— WRITTEN REQUEST —
Copy out every line that contains "tagline".

— Collected data entries —
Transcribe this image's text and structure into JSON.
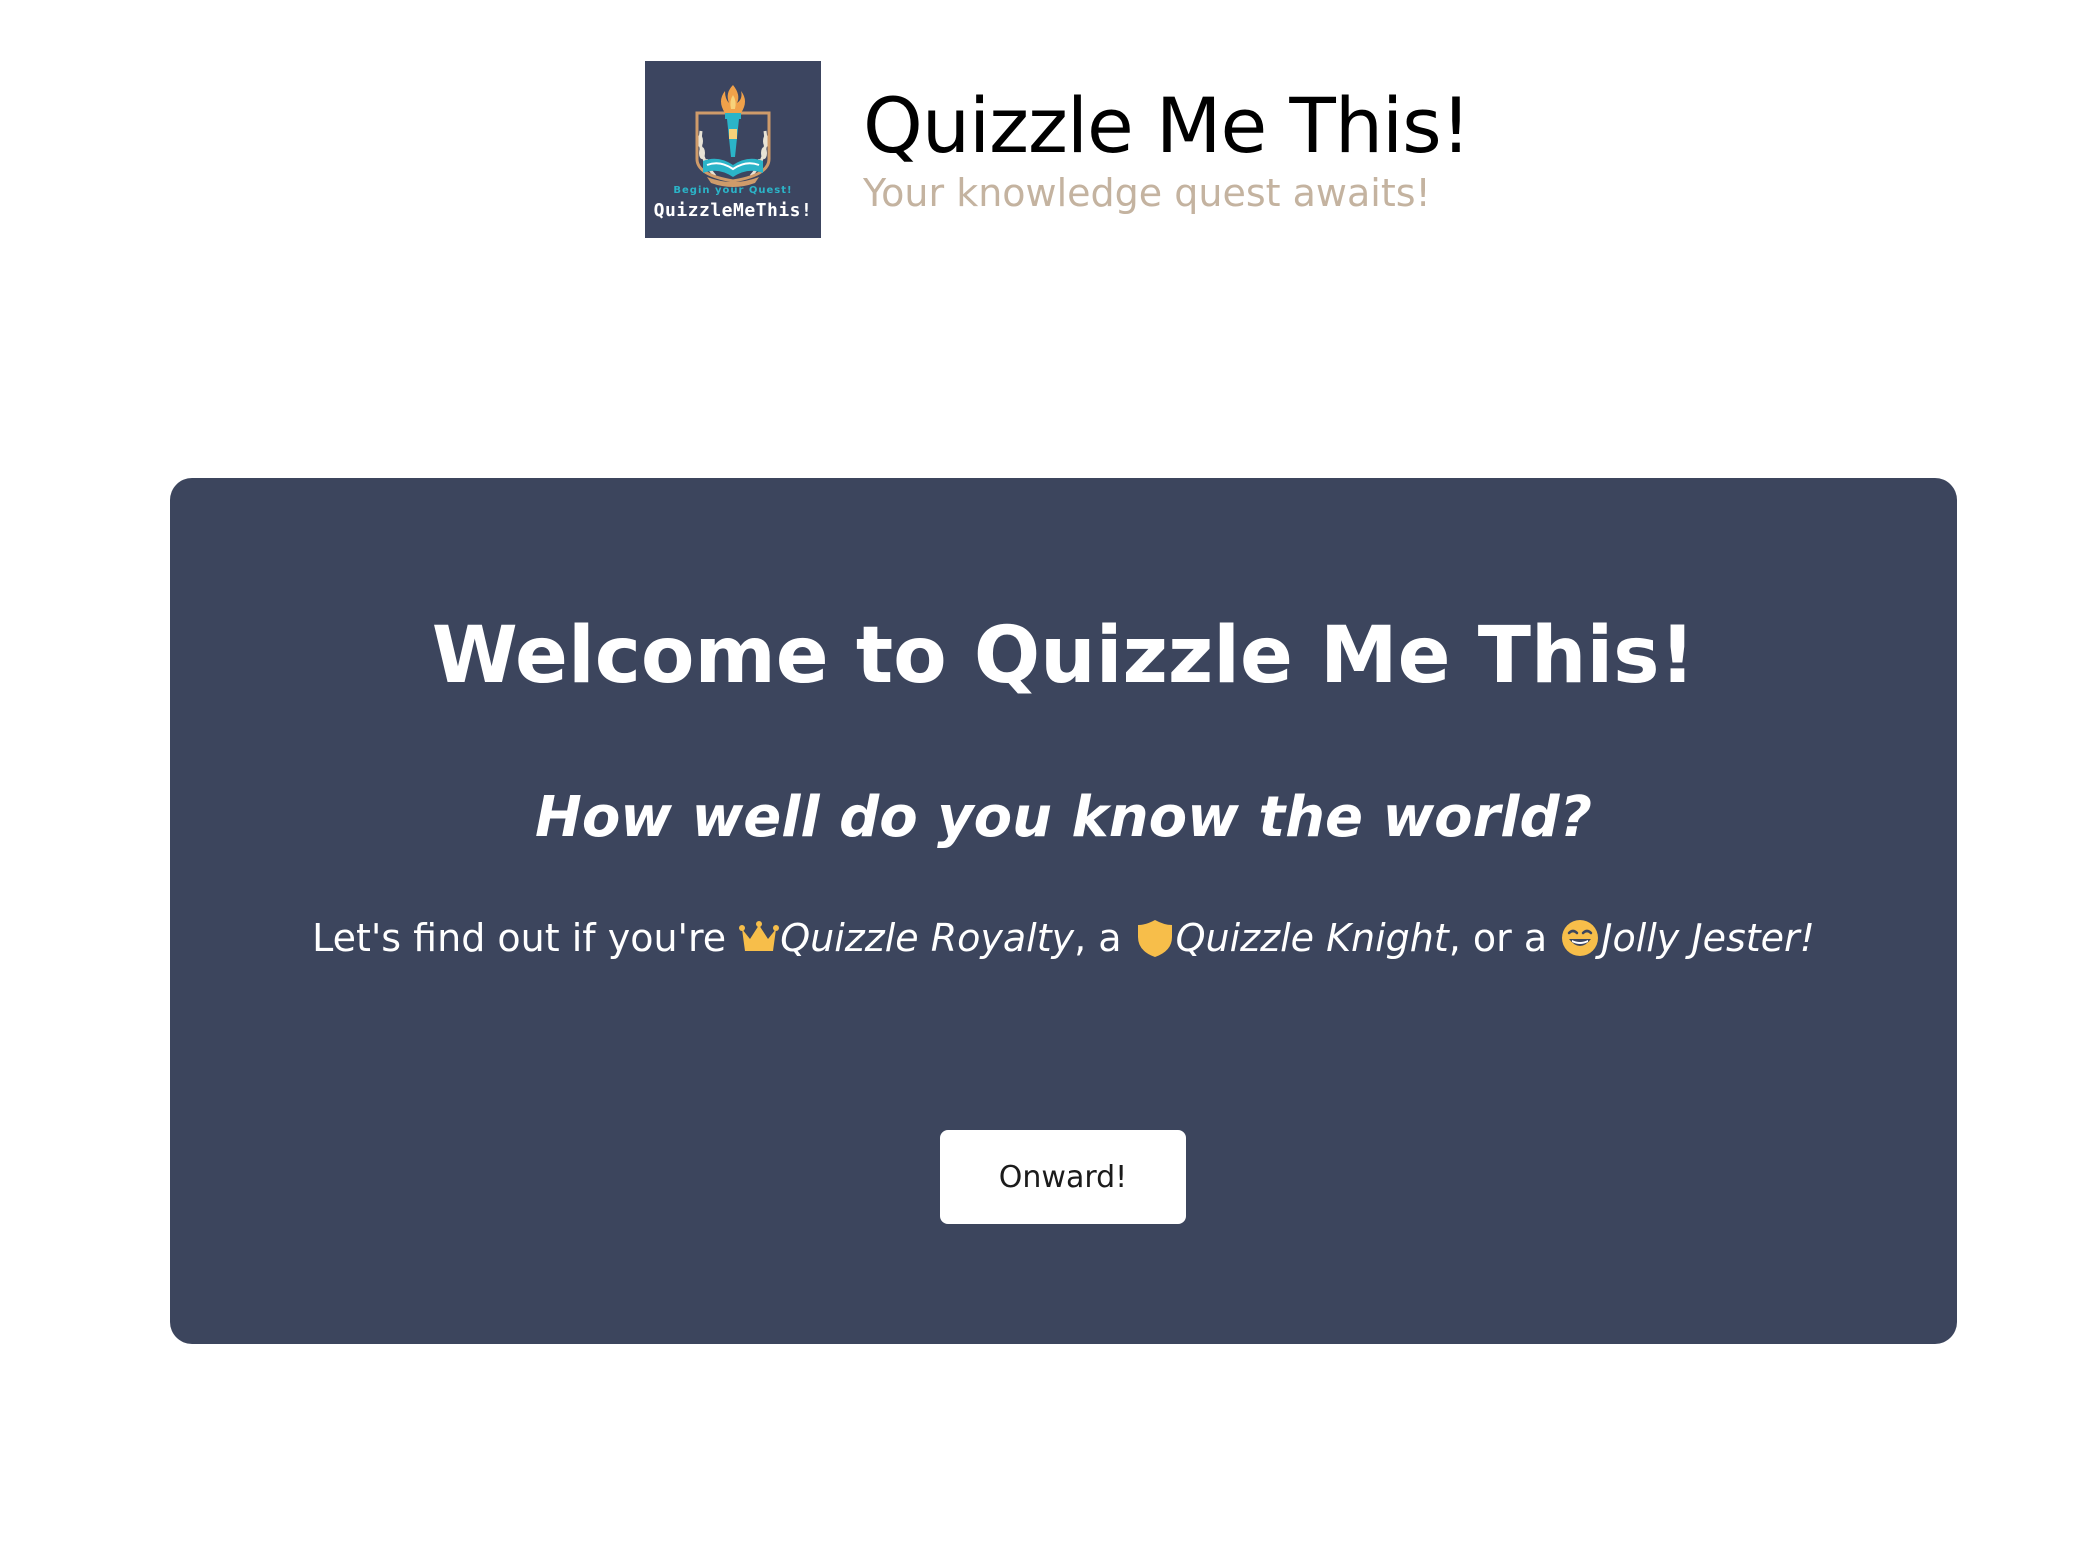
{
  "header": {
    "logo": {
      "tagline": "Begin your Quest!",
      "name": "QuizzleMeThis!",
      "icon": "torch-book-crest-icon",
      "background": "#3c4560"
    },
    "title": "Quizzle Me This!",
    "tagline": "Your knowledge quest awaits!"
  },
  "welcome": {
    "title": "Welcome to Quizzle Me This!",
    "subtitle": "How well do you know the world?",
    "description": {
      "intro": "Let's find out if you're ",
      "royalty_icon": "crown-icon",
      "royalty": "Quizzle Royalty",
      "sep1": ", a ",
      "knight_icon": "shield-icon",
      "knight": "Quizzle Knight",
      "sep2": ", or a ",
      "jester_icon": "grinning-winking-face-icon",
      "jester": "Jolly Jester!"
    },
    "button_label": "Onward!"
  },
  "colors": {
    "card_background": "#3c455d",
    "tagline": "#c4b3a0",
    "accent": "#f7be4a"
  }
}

— SOLUTION BELOW —
      "tagline": "Begin your Quest!",
    "tagline": "Your knowledge quest awaits!"
    "tagline": "#c4b3a0",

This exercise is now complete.